In the data that follows, count each line holding the string "this"; answer with the number only.

▶ _INFORMATION PROVIDED_:
━━━━━━━━━━
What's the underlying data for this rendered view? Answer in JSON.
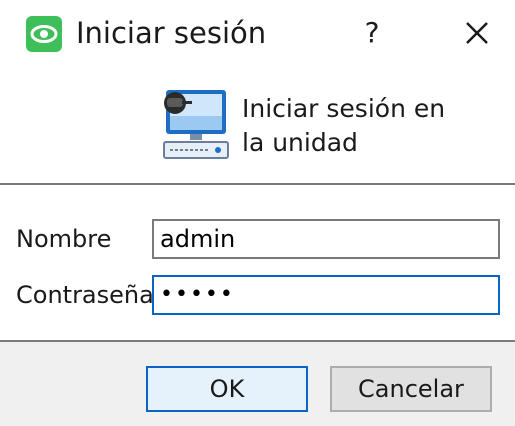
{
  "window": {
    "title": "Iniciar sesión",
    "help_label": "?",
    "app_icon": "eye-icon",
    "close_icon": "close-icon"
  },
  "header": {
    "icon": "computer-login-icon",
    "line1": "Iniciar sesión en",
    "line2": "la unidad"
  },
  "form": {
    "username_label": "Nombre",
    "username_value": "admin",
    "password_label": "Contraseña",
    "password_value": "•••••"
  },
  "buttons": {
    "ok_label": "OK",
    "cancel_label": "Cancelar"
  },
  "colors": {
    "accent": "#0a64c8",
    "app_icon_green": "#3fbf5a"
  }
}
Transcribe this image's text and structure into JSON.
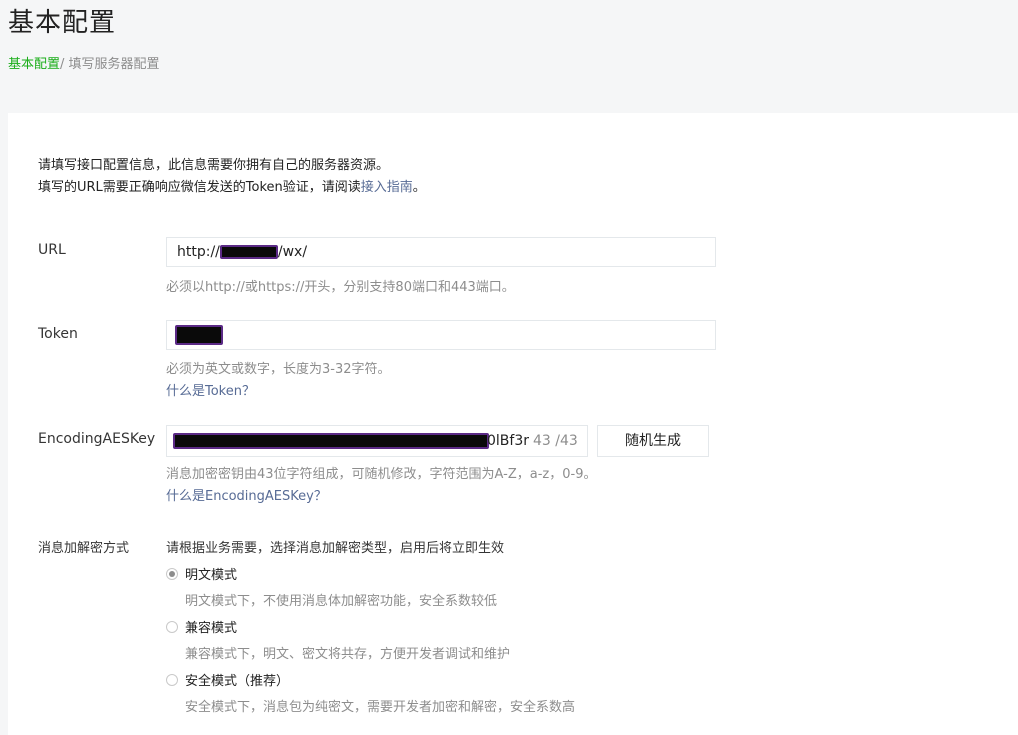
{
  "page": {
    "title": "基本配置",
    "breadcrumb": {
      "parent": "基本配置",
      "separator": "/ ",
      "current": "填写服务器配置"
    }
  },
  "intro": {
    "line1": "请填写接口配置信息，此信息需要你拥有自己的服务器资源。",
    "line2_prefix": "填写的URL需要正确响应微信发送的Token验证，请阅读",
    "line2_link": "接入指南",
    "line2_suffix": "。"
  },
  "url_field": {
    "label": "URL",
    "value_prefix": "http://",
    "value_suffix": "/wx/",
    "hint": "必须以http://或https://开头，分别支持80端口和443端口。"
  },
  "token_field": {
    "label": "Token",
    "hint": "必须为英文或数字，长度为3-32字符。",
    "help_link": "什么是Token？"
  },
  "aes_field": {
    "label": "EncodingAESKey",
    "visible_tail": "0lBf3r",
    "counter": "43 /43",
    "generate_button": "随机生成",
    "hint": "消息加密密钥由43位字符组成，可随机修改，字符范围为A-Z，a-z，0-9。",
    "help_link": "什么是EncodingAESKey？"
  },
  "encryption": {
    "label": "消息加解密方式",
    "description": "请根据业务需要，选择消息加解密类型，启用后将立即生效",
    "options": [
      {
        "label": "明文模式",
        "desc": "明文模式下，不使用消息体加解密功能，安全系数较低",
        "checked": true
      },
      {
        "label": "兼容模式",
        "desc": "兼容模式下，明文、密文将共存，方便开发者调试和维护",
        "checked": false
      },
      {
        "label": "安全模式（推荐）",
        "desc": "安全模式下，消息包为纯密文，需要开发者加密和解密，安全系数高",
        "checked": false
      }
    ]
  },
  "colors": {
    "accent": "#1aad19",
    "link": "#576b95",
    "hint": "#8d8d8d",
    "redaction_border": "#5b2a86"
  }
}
━━━━━━━━━━
▶ _WRITTEN ANSWER_: 2